▶ Challenge A
Transcribe the stretch from "I have a couple" through "useful case study." in the forum post on R2 values.

▶ Selected passage

I have a couple of questions:

• Could this be a bug? I kind of expect not, but worth checking.
• Are there reasons why this data is not appropriate for the Nakagawa R2 calculation? If so, are there general principles that could be added to the documentation?
• Are these different ways of calculating R2 just not comparable in this way? If so, hopefully this could be a useful case study.

Thanks!
Will

MWE

The data has 8 different celltypes, across 196 individuals (for almost all individuals we have all 8 possible values). counts corresponds to how many times we observe a given gene, libsize is the offset for this observation, and logcpm = log( counts / libsize * 1e6 + 1) i.e. log values slightly pushed away from 0 and normalized to the expected range.

Plotting these log values indicates that we expect both celltype and invididual to be relevant:

I fit 4 models and calculate R2 for each:

## model 1: negative binomial with random effect
fit_glmm    = glmmTMB::glmmTMB(counts ~ celltype + (1|individual),
  offset = log(libsize), data = data_dt, family = glmmTMB::nbinom2)
performance::r2(fit_glmm)
# # R2 for Mixed Models
#   Conditional R2: 0.084
#      Marginal R2: 0.054
# 4: mu of 0.0 is too close to zero, estimate of random effect variances may be
#   unreliable.

## model 2: negative binomial without random effect
fit_glm     = glm(counts ~ celltype,
  offset = log(libsize), data = data_dt, family = glmmTMB::nbinom2)
performance::r2(fit_glm)
# # R2 for Generalized Linear Regression
#   Nagelkerke's R2: 0.738

## model 3: log CPM with random effect
fit_lmer    = lme4::lmer(logcpm ~ celltype + (1 | individual), data = data_dt)
performance::r2(fit_lmer)
# # R2 for Mixed Models

#   Conditional R2: 0.444
#      Marginal R2: 0.215

## model 4: log CPM without random effect
fit_lm      = lm(logcpm ~ celltype, data = data_dt)
performance::r2(fit_lm)
# # R2 for Linear Regression
#        R2: 0.214
#   adj. R2: 0.211

The main thing I don't understand is why there is such a large difference between models 1 and 2. An R2 of 8% just doesn't seem plausible when the distributions are so tight (while an R2 of 74% for model 2 seems about right). The coefficient estimates are pretty similar, so it seems more likely that the difference comes from how the R2 is calculated, rather the fits being wildly different.

▶ Challenge B
In the records below, format the stretch from the line containing "- status-bar: 凌晨3:12" through the line containing "- more-life-link[interactable]: 更多: [425, 608, 472, 632]" as a numbered list, leaving out blank lines.

▶ Information shown
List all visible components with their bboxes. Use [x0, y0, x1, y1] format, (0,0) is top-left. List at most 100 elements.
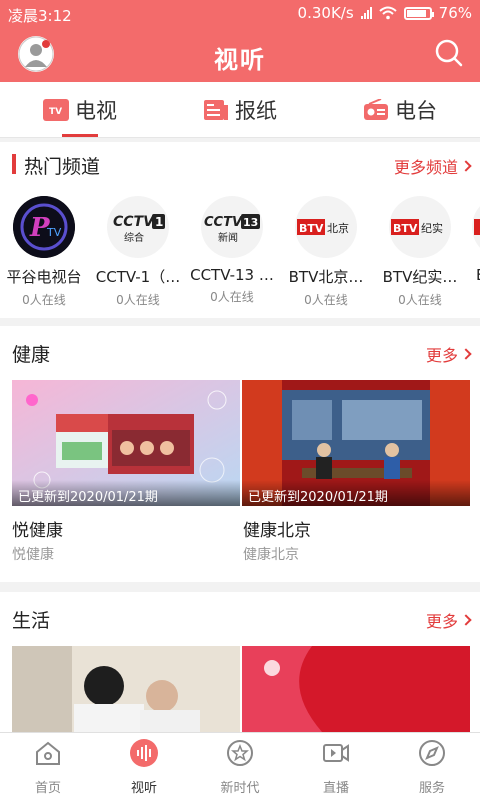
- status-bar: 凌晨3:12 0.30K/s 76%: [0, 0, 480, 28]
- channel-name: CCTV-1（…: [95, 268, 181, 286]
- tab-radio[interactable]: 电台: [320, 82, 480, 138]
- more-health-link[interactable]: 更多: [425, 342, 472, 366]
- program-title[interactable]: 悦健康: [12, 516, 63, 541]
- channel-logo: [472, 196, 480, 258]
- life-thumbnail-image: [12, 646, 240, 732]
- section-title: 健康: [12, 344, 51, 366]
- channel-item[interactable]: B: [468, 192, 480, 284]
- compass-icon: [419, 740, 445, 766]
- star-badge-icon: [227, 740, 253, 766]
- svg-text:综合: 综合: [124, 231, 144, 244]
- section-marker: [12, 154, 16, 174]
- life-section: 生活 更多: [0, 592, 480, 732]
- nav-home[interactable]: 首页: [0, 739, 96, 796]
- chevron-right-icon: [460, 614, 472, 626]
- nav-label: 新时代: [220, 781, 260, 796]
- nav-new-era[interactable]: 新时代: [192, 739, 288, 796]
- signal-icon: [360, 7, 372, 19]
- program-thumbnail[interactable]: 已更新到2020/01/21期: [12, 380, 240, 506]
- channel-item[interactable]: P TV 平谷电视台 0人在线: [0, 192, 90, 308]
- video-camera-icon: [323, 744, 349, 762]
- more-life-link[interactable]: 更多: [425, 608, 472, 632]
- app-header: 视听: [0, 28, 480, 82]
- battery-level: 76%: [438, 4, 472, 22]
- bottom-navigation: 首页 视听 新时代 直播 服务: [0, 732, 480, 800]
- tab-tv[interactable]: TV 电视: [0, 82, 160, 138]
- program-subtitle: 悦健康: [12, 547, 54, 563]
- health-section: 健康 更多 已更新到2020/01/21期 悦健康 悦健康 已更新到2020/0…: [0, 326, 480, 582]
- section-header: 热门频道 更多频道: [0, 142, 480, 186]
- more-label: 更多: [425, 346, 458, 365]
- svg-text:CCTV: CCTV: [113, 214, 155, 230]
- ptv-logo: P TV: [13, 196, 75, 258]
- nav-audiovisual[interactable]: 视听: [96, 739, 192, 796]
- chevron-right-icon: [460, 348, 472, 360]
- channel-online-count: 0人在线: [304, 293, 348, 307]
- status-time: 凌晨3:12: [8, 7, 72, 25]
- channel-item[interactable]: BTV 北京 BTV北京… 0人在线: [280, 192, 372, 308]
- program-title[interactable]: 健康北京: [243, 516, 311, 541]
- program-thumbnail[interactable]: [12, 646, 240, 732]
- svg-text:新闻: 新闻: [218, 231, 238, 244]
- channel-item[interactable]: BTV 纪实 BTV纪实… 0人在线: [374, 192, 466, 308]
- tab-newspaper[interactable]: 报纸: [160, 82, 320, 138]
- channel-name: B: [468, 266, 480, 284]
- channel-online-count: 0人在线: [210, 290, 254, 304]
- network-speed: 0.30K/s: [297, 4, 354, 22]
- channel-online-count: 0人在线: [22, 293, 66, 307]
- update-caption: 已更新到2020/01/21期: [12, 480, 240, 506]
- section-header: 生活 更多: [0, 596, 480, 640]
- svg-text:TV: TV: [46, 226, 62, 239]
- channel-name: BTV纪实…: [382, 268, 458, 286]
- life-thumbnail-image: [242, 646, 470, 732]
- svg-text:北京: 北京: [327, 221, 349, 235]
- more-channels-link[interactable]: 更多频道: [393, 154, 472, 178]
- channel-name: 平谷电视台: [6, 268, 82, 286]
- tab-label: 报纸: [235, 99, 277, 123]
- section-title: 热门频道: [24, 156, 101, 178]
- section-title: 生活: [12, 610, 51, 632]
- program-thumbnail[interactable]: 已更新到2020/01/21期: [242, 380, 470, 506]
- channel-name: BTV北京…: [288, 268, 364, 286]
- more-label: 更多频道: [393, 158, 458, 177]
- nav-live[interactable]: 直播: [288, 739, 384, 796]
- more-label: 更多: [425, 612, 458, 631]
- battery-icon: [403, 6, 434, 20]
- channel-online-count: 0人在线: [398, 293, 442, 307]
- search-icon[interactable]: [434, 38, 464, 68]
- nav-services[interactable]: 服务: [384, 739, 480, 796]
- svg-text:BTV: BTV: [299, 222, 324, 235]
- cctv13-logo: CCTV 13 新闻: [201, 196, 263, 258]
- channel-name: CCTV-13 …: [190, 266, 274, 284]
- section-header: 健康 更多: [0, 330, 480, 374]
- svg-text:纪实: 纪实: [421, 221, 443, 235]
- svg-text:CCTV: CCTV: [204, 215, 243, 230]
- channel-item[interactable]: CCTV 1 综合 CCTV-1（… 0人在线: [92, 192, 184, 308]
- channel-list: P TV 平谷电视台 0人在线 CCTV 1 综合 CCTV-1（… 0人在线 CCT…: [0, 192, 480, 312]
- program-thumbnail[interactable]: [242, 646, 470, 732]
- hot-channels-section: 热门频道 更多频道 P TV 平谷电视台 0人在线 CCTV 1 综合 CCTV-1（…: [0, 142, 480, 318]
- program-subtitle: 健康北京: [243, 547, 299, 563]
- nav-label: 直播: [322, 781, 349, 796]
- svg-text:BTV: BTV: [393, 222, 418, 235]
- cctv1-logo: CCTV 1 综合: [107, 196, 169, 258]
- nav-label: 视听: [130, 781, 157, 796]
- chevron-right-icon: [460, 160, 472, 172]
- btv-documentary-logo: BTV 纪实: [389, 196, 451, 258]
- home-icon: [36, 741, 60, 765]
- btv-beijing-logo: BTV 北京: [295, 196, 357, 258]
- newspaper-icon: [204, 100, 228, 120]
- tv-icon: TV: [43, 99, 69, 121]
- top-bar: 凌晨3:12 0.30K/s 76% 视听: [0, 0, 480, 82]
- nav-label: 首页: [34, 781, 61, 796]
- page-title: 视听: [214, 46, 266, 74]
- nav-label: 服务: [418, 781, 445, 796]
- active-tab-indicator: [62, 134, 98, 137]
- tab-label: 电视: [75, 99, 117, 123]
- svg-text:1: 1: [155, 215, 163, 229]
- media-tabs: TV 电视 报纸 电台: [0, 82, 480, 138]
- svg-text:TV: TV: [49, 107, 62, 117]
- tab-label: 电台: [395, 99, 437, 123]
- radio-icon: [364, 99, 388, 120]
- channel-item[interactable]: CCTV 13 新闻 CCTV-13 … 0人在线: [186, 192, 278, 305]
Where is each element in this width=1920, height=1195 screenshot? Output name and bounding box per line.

▶ Reply A
I have a couple of questions:

• Could this be a bug? I kind of expect not, but worth checking.
• Are there reasons why this data is not appropriate for the Nakagawa R2 calculation? If so, are there general principles that could be added to the documentation?
• Are these different ways of calculating R2 just not comparable in this way? If so, hopefully this could be a useful case study.

▶ Reply B
1. - status-bar: 凌晨3:12 0.30K/s 76%: [0, 0, 480, 28]
2. - channel-name: CCTV-1（…: [95, 268, 181, 286]
3. - tab-radio[interactable]: 电台: [320, 82, 480, 138]
4. - more-health-link[interactable]: 更多: [425, 342, 472, 366]
5. - program-title[interactable]: 悦健康: [12, 516, 63, 541]
6. - channel-logo: [472, 196, 480, 258]
7. - life-thumbnail-image: [12, 646, 240, 732]
8. - section-title: 健康: [12, 344, 51, 366]
9. - channel-item[interactable]: B: [468, 192, 480, 284]
10. - compass-icon: [419, 740, 445, 766]
11. - star-badge-icon: [227, 740, 253, 766]
12. - svg-text:综合: 综合: [124, 231, 144, 244]
13. - section-marker: [12, 154, 16, 174]
14. - life-section: 生活 更多: [0, 592, 480, 732]
15. - nav-home[interactable]: 首页: [0, 739, 96, 796]
16. - chevron-right-icon: [460, 614, 472, 626]
17. - nav-label: 新时代: [220, 781, 260, 796]
18. - nav-new-era[interactable]: 新时代: [192, 739, 288, 796]
19. - signal-icon: [360, 7, 372, 19]
20. - program-thumbnail[interactable]: 已更新到2020/01/21期: [12, 380, 240, 506]
21. - channel-item[interactable]: P TV 平谷电视台 0人在线: [0, 192, 90, 308]
22. - video-camera-icon: [323, 744, 349, 762]
23. - more-life-link[interactable]: 更多: [425, 608, 472, 632]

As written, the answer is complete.